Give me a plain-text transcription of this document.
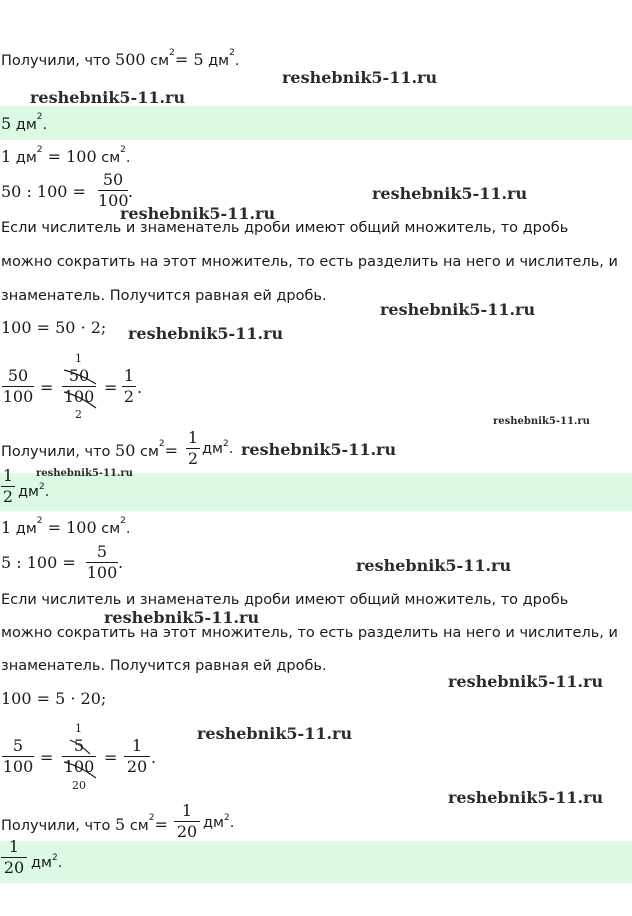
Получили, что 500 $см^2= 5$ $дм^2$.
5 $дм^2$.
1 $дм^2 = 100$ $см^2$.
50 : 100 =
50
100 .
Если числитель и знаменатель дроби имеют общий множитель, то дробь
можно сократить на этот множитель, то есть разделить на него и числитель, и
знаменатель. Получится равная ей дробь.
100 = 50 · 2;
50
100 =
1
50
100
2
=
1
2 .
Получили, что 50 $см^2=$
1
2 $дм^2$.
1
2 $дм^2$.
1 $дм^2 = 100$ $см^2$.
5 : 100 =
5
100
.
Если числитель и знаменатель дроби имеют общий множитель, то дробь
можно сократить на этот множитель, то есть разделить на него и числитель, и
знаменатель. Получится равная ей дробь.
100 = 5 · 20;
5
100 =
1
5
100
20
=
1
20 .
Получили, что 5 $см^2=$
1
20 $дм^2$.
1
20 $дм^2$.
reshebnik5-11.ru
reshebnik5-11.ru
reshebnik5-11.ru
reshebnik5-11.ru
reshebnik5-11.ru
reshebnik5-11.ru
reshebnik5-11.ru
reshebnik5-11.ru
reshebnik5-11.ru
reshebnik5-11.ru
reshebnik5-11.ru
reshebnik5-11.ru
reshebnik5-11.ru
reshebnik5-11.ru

•••

Task requirements:
Leave the pictures out and write out every entry exactly as given.

Result of the exercise:
Give me a plain-text transcription of this document.
Получили, что 500 $см^2= 5$ $дм^2$.
5 $дм^2$.
1 $дм^2 = 100$ $см^2$.
50 : 100 =
50
100 .
Если числитель и знаменатель дроби имеют общий множитель, то дробь
можно сократить на этот множитель, то есть разделить на него и числитель, и
знаменатель. Получится равная ей дробь.
100 = 50 · 2;
50
100 =
1
50
100
2
=
1
2 .
Получили, что 50 $см^2=$
1
2 $дм^2$.
1
2 $дм^2$.
1 $дм^2 = 100$ $см^2$.
5 : 100 =
5
100
.
Если числитель и знаменатель дроби имеют общий множитель, то дробь
можно сократить на этот множитель, то есть разделить на него и числитель, и
знаменатель. Получится равная ей дробь.
100 = 5 · 20;
5
100 =
1
5
100
20
=
1
20 .
Получили, что 5 $см^2=$
1
20 $дм^2$.
1
20 $дм^2$.
reshebnik5-11.ru
reshebnik5-11.ru
reshebnik5-11.ru
reshebnik5-11.ru
reshebnik5-11.ru
reshebnik5-11.ru
reshebnik5-11.ru
reshebnik5-11.ru
reshebnik5-11.ru
reshebnik5-11.ru
reshebnik5-11.ru
reshebnik5-11.ru
reshebnik5-11.ru
reshebnik5-11.ru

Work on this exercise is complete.